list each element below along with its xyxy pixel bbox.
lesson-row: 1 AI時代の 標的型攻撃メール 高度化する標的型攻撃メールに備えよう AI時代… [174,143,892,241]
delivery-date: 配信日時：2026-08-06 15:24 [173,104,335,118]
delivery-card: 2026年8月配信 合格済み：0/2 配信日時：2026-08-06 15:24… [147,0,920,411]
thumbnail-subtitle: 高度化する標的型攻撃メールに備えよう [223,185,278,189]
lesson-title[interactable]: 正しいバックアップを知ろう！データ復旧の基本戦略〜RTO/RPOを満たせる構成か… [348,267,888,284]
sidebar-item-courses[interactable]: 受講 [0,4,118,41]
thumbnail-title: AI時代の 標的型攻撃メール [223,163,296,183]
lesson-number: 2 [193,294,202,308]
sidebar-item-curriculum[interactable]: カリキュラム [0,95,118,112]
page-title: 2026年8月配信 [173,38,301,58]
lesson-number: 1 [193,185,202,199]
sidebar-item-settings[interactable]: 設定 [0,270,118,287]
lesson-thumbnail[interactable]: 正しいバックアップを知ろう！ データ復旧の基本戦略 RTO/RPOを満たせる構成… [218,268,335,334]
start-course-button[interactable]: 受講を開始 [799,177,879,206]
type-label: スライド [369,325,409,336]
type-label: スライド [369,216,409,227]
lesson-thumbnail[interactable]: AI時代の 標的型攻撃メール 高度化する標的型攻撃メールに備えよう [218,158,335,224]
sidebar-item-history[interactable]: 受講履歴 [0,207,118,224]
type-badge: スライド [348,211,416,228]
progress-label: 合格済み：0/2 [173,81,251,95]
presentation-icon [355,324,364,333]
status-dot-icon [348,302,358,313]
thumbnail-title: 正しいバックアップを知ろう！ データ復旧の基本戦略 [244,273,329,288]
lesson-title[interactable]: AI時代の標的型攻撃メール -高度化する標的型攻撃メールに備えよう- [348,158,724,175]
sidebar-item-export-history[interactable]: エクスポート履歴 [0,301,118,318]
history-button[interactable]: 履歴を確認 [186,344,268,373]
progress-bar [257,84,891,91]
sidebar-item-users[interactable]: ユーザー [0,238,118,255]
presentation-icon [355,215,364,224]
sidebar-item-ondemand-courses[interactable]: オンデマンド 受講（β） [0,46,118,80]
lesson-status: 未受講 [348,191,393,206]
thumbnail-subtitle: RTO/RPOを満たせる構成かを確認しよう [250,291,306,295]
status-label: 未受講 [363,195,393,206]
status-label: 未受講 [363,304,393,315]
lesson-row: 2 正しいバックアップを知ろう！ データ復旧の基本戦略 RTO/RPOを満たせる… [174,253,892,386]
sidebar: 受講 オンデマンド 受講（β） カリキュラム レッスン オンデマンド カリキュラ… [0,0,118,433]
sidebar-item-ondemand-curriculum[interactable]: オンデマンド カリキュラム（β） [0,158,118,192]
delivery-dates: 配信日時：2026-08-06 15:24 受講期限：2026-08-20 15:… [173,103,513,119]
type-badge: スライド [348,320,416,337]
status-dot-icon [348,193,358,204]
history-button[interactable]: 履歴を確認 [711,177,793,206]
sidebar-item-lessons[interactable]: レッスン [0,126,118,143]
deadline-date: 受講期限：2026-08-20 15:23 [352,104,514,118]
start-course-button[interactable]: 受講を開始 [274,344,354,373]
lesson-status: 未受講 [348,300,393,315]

### Work required
Extract every line from the records above and reproduce each one character for character, boxes included.

### Task answer
list each element below along with its xyxy pixel bbox.
lesson-row: 1 AI時代の 標的型攻撃メール 高度化する標的型攻撃メールに備えよう AI時代… [174,143,892,241]
delivery-date: 配信日時：2026-08-06 15:24 [173,104,335,118]
delivery-card: 2026年8月配信 合格済み：0/2 配信日時：2026-08-06 15:24… [147,0,920,411]
thumbnail-subtitle: 高度化する標的型攻撃メールに備えよう [223,185,278,189]
lesson-title[interactable]: 正しいバックアップを知ろう！データ復旧の基本戦略〜RTO/RPOを満たせる構成か… [348,267,888,284]
sidebar-item-courses[interactable]: 受講 [0,4,118,41]
thumbnail-title: AI時代の 標的型攻撃メール [223,163,296,183]
lesson-number: 2 [193,294,202,308]
sidebar-item-curriculum[interactable]: カリキュラム [0,95,118,112]
page-title: 2026年8月配信 [173,38,301,58]
lesson-number: 1 [193,185,202,199]
sidebar-item-settings[interactable]: 設定 [0,270,118,287]
lesson-thumbnail[interactable]: 正しいバックアップを知ろう！ データ復旧の基本戦略 RTO/RPOを満たせる構成… [218,268,335,334]
start-course-button[interactable]: 受講を開始 [799,177,879,206]
type-label: スライド [369,325,409,336]
type-label: スライド [369,216,409,227]
lesson-thumbnail[interactable]: AI時代の 標的型攻撃メール 高度化する標的型攻撃メールに備えよう [218,158,335,224]
sidebar-item-history[interactable]: 受講履歴 [0,207,118,224]
type-badge: スライド [348,211,416,228]
progress-label: 合格済み：0/2 [173,81,251,95]
presentation-icon [355,324,364,333]
status-dot-icon [348,302,358,313]
thumbnail-title: 正しいバックアップを知ろう！ データ復旧の基本戦略 [244,273,329,288]
lesson-title[interactable]: AI時代の標的型攻撃メール -高度化する標的型攻撃メールに備えよう- [348,158,724,175]
sidebar-item-export-history[interactable]: エクスポート履歴 [0,301,118,318]
history-button[interactable]: 履歴を確認 [186,344,268,373]
progress-bar [257,84,891,91]
sidebar-item-users[interactable]: ユーザー [0,238,118,255]
presentation-icon [355,215,364,224]
sidebar-item-ondemand-courses[interactable]: オンデマンド 受講（β） [0,46,118,80]
lesson-status: 未受講 [348,191,393,206]
thumbnail-subtitle: RTO/RPOを満たせる構成かを確認しよう [250,291,306,295]
status-label: 未受講 [363,195,393,206]
status-label: 未受講 [363,304,393,315]
lesson-row: 2 正しいバックアップを知ろう！ データ復旧の基本戦略 RTO/RPOを満たせる… [174,253,892,386]
sidebar: 受講 オンデマンド 受講（β） カリキュラム レッスン オンデマンド カリキュラ… [0,0,118,433]
sidebar-item-ondemand-curriculum[interactable]: オンデマンド カリキュラム（β） [0,158,118,192]
delivery-dates: 配信日時：2026-08-06 15:24 受講期限：2026-08-20 15:… [173,103,513,119]
type-badge: スライド [348,320,416,337]
status-dot-icon [348,193,358,204]
history-button[interactable]: 履歴を確認 [711,177,793,206]
sidebar-item-lessons[interactable]: レッスン [0,126,118,143]
deadline-date: 受講期限：2026-08-20 15:23 [352,104,514,118]
start-course-button[interactable]: 受講を開始 [274,344,354,373]
lesson-status: 未受講 [348,300,393,315]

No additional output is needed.